§ **TASK GOAL**: Reproduce each record below exactly as written.
....
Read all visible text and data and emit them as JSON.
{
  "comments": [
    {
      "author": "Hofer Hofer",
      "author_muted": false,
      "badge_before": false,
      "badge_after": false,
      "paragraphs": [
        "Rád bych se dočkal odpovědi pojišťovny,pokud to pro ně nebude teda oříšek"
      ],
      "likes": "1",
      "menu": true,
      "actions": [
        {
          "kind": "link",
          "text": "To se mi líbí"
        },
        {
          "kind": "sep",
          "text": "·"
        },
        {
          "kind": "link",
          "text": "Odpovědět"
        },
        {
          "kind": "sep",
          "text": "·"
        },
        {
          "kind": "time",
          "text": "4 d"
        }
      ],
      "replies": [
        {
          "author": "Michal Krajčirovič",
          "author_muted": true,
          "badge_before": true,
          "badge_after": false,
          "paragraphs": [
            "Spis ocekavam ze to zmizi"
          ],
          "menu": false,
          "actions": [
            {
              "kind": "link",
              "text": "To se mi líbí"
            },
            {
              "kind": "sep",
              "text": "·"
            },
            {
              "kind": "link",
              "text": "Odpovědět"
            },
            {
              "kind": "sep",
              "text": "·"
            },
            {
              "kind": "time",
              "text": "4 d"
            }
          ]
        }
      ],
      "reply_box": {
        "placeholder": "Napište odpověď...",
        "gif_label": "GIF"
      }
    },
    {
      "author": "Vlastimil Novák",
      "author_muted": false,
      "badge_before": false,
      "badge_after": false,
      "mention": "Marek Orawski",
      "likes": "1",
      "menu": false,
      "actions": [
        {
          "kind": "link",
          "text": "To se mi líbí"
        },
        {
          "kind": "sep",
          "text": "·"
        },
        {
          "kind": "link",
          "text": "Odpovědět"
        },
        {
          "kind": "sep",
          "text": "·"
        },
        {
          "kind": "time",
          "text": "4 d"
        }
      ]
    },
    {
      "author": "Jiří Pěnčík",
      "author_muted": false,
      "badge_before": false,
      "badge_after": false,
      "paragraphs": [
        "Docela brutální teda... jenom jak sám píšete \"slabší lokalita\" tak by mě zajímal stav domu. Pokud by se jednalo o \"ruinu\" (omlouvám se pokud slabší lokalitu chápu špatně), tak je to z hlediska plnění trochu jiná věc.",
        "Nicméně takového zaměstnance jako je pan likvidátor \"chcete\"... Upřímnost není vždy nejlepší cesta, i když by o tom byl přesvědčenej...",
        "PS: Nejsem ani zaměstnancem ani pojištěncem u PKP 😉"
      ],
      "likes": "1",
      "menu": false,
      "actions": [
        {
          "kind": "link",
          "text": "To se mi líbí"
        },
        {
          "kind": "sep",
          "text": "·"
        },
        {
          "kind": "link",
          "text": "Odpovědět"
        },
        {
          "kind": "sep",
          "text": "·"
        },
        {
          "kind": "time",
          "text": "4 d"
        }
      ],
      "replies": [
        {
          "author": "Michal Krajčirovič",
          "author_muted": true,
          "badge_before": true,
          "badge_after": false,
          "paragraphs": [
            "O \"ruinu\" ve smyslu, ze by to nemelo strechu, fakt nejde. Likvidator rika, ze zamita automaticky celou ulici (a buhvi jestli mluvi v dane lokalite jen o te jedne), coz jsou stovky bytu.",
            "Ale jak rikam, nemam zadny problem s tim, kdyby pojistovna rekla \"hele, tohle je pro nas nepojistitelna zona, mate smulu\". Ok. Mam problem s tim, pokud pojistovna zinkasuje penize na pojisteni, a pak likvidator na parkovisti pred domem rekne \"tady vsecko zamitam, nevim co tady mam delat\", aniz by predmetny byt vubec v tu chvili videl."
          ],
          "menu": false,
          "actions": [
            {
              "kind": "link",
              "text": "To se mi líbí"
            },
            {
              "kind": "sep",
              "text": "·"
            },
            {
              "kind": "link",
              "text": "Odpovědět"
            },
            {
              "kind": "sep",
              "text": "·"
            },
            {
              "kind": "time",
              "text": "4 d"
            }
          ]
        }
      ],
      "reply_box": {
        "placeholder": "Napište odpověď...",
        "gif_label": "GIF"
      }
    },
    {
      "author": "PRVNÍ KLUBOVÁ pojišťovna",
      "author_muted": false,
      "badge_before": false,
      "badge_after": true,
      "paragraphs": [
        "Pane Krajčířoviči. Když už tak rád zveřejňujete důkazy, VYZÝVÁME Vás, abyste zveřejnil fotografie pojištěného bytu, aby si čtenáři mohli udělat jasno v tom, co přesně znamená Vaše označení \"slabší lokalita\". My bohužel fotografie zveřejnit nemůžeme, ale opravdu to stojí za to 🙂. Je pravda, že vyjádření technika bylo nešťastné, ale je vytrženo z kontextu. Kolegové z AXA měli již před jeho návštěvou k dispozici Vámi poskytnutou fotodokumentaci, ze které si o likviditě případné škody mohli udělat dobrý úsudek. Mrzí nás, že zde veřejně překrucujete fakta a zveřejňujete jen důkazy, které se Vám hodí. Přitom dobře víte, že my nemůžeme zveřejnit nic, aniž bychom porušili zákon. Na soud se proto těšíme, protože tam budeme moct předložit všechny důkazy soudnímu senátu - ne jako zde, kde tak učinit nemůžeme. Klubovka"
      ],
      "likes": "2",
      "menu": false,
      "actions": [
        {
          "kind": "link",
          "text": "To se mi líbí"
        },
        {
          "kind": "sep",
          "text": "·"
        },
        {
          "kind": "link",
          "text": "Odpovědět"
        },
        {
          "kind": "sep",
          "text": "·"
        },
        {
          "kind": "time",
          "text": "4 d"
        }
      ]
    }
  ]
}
....
§ **EXPECTED ANSWER**:
Read all visible text and data and emit them as JSON.
{
  "comments": [
    {
      "author": "Hofer Hofer",
      "author_muted": false,
      "badge_before": false,
      "badge_after": false,
      "paragraphs": [
        "Rád bych se dočkal odpovědi pojišťovny,pokud to pro ně nebude teda oříšek"
      ],
      "likes": "1",
      "menu": true,
      "actions": [
        {
          "kind": "link",
          "text": "To se mi líbí"
        },
        {
          "kind": "sep",
          "text": "·"
        },
        {
          "kind": "link",
          "text": "Odpovědět"
        },
        {
          "kind": "sep",
          "text": "·"
        },
        {
          "kind": "time",
          "text": "4 d"
        }
      ],
      "replies": [
        {
          "author": "Michal Krajčirovič",
          "author_muted": true,
          "badge_before": true,
          "badge_after": false,
          "paragraphs": [
            "Spis ocekavam ze to zmizi"
          ],
          "menu": false,
          "actions": [
            {
              "kind": "link",
              "text": "To se mi líbí"
            },
            {
              "kind": "sep",
              "text": "·"
            },
            {
              "kind": "link",
              "text": "Odpovědět"
            },
            {
              "kind": "sep",
              "text": "·"
            },
            {
              "kind": "time",
              "text": "4 d"
            }
          ]
        }
      ],
      "reply_box": {
        "placeholder": "Napište odpověď...",
        "gif_label": "GIF"
      }
    },
    {
      "author": "Vlastimil Novák",
      "author_muted": false,
      "badge_before": false,
      "badge_after": false,
      "mention": "Marek Orawski",
      "likes": "1",
      "menu": false,
      "actions": [
        {
          "kind": "link",
          "text": "To se mi líbí"
        },
        {
          "kind": "sep",
          "text": "·"
        },
        {
          "kind": "link",
          "text": "Odpovědět"
        },
        {
          "kind": "sep",
          "text": "·"
        },
        {
          "kind": "time",
          "text": "4 d"
        }
      ]
    },
    {
      "author": "Jiří Pěnčík",
      "author_muted": false,
      "badge_before": false,
      "badge_after": false,
      "paragraphs": [
        "Docela brutální teda... jenom jak sám píšete \"slabší lokalita\" tak by mě zajímal stav domu. Pokud by se jednalo o \"ruinu\" (omlouvám se pokud slabší lokalitu chápu špatně), tak je to z hlediska plnění trochu jiná věc.",
        "Nicméně takového zaměstnance jako je pan likvidátor \"chcete\"... Upřímnost není vždy nejlepší cesta, i když by o tom byl přesvědčenej...",
        "PS: Nejsem ani zaměstnancem ani pojištěncem u PKP 😉"
      ],
      "likes": "1",
      "menu": false,
      "actions": [
        {
          "kind": "link",
          "text": "To se mi líbí"
        },
        {
          "kind": "sep",
          "text": "·"
        },
        {
          "kind": "link",
          "text": "Odpovědět"
        },
        {
          "kind": "sep",
          "text": "·"
        },
        {
          "kind": "time",
          "text": "4 d"
        }
      ],
      "replies": [
        {
          "author": "Michal Krajčirovič",
          "author_muted": true,
          "badge_before": true,
          "badge_after": false,
          "paragraphs": [
            "O \"ruinu\" ve smyslu, ze by to nemelo strechu, fakt nejde. Likvidator rika, ze zamita automaticky celou ulici (a buhvi jestli mluvi v dane lokalite jen o te jedne), coz jsou stovky bytu.",
            "Ale jak rikam, nemam zadny problem s tim, kdyby pojistovna rekla \"hele, tohle je pro nas nepojistitelna zona, mate smulu\". Ok. Mam problem s tim, pokud pojistovna zinkasuje penize na pojisteni, a pak likvidator na parkovisti pred domem rekne \"tady vsecko zamitam, nevim co tady mam delat\", aniz by predmetny byt vubec v tu chvili videl."
          ],
          "menu": false,
          "actions": [
            {
              "kind": "link",
              "text": "To se mi líbí"
            },
            {
              "kind": "sep",
              "text": "·"
            },
            {
              "kind": "link",
              "text": "Odpovědět"
            },
            {
              "kind": "sep",
              "text": "·"
            },
            {
              "kind": "time",
              "text": "4 d"
            }
          ]
        }
      ],
      "reply_box": {
        "placeholder": "Napište odpověď...",
        "gif_label": "GIF"
      }
    },
    {
      "author": "PRVNÍ KLUBOVÁ pojišťovna",
      "author_muted": false,
      "badge_before": false,
      "badge_after": true,
      "paragraphs": [
        "Pane Krajčířoviči. Když už tak rád zveřejňujete důkazy, VYZÝVÁME Vás, abyste zveřejnil fotografie pojištěného bytu, aby si čtenáři mohli udělat jasno v tom, co přesně znamená Vaše označení \"slabší lokalita\". My bohužel fotografie zveřejnit nemůžeme, ale opravdu to stojí za to 🙂. Je pravda, že vyjádření technika bylo nešťastné, ale je vytrženo z kontextu. Kolegové z AXA měli již před jeho návštěvou k dispozici Vámi poskytnutou fotodokumentaci, ze které si o likviditě případné škody mohli udělat dobrý úsudek. Mrzí nás, že zde veřejně překrucujete fakta a zveřejňujete jen důkazy, které se Vám hodí. Přitom dobře víte, že my nemůžeme zveřejnit nic, aniž bychom porušili zákon. Na soud se proto těšíme, protože tam budeme moct předložit všechny důkazy soudnímu senátu - ne jako zde, kde tak učinit nemůžeme. Klubovka"
      ],
      "likes": "2",
      "menu": false,
      "actions": [
        {
          "kind": "link",
          "text": "To se mi líbí"
        },
        {
          "kind": "sep",
          "text": "·"
        },
        {
          "kind": "link",
          "text": "Odpovědět"
        },
        {
          "kind": "sep",
          "text": "·"
        },
        {
          "kind": "time",
          "text": "4 d"
        }
      ]
    }
  ]
}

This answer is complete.